Dataset items:
++++
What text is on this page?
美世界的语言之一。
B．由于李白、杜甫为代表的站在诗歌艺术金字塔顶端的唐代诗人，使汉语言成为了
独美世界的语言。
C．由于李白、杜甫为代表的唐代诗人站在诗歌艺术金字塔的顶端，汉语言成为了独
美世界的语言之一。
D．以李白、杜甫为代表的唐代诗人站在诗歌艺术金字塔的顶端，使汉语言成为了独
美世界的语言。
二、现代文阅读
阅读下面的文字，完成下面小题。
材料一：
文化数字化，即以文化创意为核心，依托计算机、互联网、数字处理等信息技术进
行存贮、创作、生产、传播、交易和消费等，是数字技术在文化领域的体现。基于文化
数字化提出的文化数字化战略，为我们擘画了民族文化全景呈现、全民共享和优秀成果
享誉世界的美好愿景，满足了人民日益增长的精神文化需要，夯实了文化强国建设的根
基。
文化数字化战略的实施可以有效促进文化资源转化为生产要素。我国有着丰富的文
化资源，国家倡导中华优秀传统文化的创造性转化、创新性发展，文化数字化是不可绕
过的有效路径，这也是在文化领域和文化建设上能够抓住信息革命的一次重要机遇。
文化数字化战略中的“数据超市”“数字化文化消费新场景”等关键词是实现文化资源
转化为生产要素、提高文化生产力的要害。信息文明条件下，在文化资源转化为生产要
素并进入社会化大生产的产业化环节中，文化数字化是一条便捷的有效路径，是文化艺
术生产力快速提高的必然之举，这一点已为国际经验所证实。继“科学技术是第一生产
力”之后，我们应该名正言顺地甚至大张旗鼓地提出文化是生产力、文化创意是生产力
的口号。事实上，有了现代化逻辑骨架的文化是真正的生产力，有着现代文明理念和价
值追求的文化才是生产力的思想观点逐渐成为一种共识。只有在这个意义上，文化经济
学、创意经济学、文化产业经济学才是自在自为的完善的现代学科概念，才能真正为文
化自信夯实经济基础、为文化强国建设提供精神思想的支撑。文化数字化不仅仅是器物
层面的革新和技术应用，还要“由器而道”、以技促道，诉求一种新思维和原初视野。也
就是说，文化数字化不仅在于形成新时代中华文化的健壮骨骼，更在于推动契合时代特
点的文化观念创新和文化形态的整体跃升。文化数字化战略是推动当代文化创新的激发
++++
_EXERCISE TASK:_
Search the data for "由于李白". Copy every matching line.

_RESPONSE TO THE EXERCISE:_
B．由于李白、杜甫为代表的站在诗歌艺术金字塔顶端的唐代诗人，使汉语言成为了
C．由于李白、杜甫为代表的唐代诗人站在诗歌艺术金字塔的顶端，汉语言成为了独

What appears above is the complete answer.